§ **Prompt**:
Go through the lines below. Copy those with "this".

━━━━━━━━━━━━━━━━━━━━━━━━━━━━━━

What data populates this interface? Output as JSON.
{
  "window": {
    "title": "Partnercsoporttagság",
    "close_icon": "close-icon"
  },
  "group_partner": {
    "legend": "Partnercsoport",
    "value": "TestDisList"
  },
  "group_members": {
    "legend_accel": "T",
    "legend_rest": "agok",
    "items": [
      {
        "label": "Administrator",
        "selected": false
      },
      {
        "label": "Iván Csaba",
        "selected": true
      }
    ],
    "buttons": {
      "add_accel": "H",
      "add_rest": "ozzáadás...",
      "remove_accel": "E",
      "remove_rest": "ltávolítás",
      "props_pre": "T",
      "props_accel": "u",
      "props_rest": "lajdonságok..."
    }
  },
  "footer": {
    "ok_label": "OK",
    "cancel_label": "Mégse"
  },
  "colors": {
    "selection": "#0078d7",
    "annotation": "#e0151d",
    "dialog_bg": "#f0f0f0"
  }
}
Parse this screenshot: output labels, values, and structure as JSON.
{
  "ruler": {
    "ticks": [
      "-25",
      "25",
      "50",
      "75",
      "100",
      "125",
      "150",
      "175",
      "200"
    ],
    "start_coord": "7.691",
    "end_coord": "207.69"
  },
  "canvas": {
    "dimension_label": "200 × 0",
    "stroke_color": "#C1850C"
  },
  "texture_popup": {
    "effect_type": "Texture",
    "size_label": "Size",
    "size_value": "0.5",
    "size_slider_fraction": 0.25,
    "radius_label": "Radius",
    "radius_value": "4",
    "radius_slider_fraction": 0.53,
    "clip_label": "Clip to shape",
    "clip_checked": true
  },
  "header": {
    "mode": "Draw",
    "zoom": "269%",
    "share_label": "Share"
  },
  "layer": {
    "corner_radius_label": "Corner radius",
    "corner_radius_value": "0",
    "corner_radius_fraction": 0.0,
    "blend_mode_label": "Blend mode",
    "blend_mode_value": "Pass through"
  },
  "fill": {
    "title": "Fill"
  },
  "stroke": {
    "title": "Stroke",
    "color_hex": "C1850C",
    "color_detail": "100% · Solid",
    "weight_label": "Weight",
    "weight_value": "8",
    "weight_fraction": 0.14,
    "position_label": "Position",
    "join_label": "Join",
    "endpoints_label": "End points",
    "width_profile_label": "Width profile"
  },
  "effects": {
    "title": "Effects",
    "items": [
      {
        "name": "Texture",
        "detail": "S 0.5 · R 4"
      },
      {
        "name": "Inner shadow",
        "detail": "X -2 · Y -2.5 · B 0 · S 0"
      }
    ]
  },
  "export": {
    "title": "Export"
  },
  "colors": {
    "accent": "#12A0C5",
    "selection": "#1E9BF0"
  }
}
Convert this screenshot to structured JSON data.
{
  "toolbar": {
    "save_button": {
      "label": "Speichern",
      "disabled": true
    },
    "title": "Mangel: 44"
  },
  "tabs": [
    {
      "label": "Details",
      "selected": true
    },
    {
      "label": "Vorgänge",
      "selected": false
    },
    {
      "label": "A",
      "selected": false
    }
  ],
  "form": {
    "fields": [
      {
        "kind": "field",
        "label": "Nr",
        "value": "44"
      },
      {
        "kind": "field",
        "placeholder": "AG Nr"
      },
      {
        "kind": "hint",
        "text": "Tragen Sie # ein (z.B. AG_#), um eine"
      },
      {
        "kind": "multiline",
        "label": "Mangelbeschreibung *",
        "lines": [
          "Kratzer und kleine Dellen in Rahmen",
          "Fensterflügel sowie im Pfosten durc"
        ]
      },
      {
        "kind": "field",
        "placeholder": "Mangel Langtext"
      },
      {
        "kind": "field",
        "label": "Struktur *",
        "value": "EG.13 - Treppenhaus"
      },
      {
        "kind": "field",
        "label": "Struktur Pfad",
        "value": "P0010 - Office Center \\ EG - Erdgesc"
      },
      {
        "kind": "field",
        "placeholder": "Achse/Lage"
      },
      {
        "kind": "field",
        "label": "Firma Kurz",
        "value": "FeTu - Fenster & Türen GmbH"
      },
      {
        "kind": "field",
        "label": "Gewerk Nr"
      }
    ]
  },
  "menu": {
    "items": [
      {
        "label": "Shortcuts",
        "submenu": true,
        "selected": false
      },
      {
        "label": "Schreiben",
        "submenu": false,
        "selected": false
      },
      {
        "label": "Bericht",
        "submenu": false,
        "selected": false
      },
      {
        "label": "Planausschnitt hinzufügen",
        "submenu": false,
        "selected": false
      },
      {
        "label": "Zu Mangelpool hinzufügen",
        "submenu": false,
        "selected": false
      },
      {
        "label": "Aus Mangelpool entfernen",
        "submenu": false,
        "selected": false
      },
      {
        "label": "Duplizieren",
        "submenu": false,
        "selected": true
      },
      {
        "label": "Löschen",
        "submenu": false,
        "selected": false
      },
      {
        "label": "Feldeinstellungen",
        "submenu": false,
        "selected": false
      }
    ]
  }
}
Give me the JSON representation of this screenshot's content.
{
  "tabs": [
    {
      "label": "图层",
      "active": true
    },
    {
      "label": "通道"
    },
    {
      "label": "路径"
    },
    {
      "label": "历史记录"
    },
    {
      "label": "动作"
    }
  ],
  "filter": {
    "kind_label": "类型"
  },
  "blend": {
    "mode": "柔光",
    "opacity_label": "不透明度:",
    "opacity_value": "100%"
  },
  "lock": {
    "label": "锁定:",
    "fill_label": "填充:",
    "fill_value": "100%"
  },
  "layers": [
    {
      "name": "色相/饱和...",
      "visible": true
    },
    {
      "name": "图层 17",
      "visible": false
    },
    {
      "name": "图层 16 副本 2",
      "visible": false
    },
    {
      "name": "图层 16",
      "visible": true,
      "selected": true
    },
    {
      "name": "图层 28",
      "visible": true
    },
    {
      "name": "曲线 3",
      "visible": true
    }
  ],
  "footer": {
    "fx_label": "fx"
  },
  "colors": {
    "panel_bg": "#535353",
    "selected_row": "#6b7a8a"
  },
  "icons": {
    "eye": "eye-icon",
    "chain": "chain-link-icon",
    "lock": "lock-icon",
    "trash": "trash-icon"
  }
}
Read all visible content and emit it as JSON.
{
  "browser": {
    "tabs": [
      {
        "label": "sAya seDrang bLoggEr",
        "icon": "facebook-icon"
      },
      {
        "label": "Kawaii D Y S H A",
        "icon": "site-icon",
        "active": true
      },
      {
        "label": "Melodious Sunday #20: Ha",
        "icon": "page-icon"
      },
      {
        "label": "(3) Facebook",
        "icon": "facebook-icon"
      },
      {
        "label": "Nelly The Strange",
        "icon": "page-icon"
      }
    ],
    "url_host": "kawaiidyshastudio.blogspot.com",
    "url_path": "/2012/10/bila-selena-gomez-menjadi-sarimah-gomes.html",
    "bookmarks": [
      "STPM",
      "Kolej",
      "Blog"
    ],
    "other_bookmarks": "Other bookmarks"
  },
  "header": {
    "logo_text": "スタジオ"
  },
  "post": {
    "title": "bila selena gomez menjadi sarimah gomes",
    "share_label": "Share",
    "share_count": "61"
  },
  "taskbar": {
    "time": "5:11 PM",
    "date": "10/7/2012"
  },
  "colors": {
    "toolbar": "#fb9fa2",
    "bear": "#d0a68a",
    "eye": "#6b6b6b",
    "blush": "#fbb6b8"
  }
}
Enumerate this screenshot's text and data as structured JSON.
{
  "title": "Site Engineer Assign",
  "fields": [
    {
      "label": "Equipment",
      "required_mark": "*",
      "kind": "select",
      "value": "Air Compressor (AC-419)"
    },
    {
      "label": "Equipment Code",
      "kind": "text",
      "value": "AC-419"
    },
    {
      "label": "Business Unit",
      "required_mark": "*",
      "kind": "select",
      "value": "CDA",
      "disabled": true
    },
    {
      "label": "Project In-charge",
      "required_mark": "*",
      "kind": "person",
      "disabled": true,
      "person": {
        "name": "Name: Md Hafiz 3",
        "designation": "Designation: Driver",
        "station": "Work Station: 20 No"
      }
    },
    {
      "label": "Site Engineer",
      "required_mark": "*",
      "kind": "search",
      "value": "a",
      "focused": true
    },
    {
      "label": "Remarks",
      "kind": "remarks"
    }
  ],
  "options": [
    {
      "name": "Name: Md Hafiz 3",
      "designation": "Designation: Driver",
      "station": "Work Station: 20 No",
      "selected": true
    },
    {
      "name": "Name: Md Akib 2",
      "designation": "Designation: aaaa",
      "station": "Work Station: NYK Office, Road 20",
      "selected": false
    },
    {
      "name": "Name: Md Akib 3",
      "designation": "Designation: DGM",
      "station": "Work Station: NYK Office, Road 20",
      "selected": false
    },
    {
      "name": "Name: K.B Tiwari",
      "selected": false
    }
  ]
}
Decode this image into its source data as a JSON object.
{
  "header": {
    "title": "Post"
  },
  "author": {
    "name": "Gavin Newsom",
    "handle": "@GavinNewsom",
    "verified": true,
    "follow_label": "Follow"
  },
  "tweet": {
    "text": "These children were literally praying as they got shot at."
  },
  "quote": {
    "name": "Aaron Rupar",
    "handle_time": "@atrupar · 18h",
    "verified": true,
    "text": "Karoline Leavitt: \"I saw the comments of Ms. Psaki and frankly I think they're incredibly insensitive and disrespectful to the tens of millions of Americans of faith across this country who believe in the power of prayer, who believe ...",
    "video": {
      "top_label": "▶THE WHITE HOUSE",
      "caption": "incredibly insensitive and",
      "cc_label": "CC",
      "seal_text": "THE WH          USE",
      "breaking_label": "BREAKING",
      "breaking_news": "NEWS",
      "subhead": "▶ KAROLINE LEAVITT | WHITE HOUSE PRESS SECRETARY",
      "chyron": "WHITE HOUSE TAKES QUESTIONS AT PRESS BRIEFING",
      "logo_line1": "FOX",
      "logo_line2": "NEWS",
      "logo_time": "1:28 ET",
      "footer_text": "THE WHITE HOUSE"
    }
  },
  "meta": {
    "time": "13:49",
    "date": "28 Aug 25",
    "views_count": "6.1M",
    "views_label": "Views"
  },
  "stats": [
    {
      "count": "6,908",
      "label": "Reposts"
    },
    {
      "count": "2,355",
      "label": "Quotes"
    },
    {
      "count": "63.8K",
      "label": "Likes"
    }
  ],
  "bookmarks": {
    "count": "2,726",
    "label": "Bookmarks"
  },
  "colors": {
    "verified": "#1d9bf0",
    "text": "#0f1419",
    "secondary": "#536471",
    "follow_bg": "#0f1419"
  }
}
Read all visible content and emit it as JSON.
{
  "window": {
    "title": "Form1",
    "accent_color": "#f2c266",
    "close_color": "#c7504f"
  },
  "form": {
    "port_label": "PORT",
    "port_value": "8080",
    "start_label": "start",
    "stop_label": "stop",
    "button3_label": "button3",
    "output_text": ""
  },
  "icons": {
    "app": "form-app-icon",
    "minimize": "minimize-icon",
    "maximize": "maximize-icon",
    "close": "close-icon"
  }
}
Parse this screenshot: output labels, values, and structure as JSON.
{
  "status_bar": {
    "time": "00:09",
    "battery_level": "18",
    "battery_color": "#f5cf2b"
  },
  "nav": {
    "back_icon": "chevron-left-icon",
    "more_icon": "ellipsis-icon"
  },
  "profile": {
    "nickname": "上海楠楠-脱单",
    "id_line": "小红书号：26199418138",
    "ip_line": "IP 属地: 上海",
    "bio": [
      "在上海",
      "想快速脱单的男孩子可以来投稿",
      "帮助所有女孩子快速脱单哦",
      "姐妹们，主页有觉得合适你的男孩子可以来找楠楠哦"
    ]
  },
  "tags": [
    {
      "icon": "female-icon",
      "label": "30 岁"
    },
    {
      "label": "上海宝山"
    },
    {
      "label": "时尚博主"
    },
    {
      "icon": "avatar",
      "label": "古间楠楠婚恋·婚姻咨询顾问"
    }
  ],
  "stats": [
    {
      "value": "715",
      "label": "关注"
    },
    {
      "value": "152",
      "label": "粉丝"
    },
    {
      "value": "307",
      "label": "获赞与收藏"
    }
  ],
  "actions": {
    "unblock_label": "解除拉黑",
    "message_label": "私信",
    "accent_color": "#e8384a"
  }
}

━━━━━━━━━━━━━━━━━━━━━━━━━━━━━━

§ **Full output**:
What data populates this interface? Output as JSON.
Parse this screenshot: output labels, values, and structure as JSON.
Convert this screenshot to structured JSON data.
Give me the JSON representation of this screenshot's content.
Enumerate this screenshot's text and data as structured JSON.
Decode this image into its source data as a JSON object.
    "text": "Karoline Leavitt: \"I saw the comments of Ms. Psaki and frankly I think they're incredibly insensitive and disrespectful to the tens of millions of Americans of faith across this country who believe in the power of prayer, who believe ...",
Parse this screenshot: output labels, values, and structure as JSON.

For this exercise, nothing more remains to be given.